* **WHAT YOU NEED TO DO**: Output each line of the material exactly as it stands.
>> start RECORD EXTRACTS
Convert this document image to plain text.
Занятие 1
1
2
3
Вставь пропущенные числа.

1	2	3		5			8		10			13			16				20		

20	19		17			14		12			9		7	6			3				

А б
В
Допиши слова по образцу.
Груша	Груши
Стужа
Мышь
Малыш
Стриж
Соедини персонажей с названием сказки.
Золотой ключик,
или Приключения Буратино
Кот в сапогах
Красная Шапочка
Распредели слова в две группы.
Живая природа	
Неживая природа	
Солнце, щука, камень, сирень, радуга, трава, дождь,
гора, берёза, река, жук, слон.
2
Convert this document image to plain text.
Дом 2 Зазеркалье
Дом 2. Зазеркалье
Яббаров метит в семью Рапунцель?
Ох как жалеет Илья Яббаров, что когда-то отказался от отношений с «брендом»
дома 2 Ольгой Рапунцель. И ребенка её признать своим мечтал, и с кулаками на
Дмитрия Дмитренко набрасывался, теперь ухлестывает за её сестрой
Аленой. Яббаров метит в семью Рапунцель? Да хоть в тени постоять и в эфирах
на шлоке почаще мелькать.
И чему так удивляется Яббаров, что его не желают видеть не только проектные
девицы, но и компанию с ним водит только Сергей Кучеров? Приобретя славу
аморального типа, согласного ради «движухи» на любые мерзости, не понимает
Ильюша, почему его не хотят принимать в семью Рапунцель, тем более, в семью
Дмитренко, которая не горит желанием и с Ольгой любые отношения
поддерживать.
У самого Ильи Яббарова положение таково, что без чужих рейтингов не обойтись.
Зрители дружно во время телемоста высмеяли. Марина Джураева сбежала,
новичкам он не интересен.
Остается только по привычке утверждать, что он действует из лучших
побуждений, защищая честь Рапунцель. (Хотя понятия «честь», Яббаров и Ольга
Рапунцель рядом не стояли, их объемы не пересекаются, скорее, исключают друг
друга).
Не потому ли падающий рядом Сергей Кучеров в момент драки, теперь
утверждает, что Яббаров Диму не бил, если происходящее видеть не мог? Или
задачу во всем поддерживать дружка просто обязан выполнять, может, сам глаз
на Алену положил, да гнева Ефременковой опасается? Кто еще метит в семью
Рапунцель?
>> end RECORD EXTRACTS
* **RESULT OF THIS EXERCISE**:
Convert this document image to plain text.
Занятие 1
1
2
3
Вставь пропущенные числа.

1	2	3		5			8		10			13			16				20		

20	19		17			14		12			9		7	6			3				

А б
В
Допиши слова по образцу.
Груша	Груши
Стужа
Мышь
Малыш
Стриж
Соедини персонажей с названием сказки.
Золотой ключик,
или Приключения Буратино
Кот в сапогах
Красная Шапочка
Распредели слова в две группы.
Живая природа	
Неживая природа	
Солнце, щука, камень, сирень, радуга, трава, дождь,
гора, берёза, река, жук, слон.
2
Convert this document image to plain text.
Дом 2 Зазеркалье
Дом 2. Зазеркалье
Яббаров метит в семью Рапунцель?
Ох как жалеет Илья Яббаров, что когда-то отказался от отношений с «брендом»
дома 2 Ольгой Рапунцель. И ребенка её признать своим мечтал, и с кулаками на
Дмитрия Дмитренко набрасывался, теперь ухлестывает за её сестрой
Аленой. Яббаров метит в семью Рапунцель? Да хоть в тени постоять и в эфирах
на шлоке почаще мелькать.
И чему так удивляется Яббаров, что его не желают видеть не только проектные
девицы, но и компанию с ним водит только Сергей Кучеров? Приобретя славу
аморального типа, согласного ради «движухи» на любые мерзости, не понимает
Ильюша, почему его не хотят принимать в семью Рапунцель, тем более, в семью
Дмитренко, которая не горит желанием и с Ольгой любые отношения
поддерживать.
У самого Ильи Яббарова положение таково, что без чужих рейтингов не обойтись.
Зрители дружно во время телемоста высмеяли. Марина Джураева сбежала,
новичкам он не интересен.
Остается только по привычке утверждать, что он действует из лучших
побуждений, защищая честь Рапунцель. (Хотя понятия «честь», Яббаров и Ольга
Рапунцель рядом не стояли, их объемы не пересекаются, скорее, исключают друг
друга).
Не потому ли падающий рядом Сергей Кучеров в момент драки, теперь
утверждает, что Яббаров Диму не бил, если происходящее видеть не мог? Или
задачу во всем поддерживать дружка просто обязан выполнять, может, сам глаз
на Алену положил, да гнева Ефременковой опасается? Кто еще метит в семью
Рапунцель?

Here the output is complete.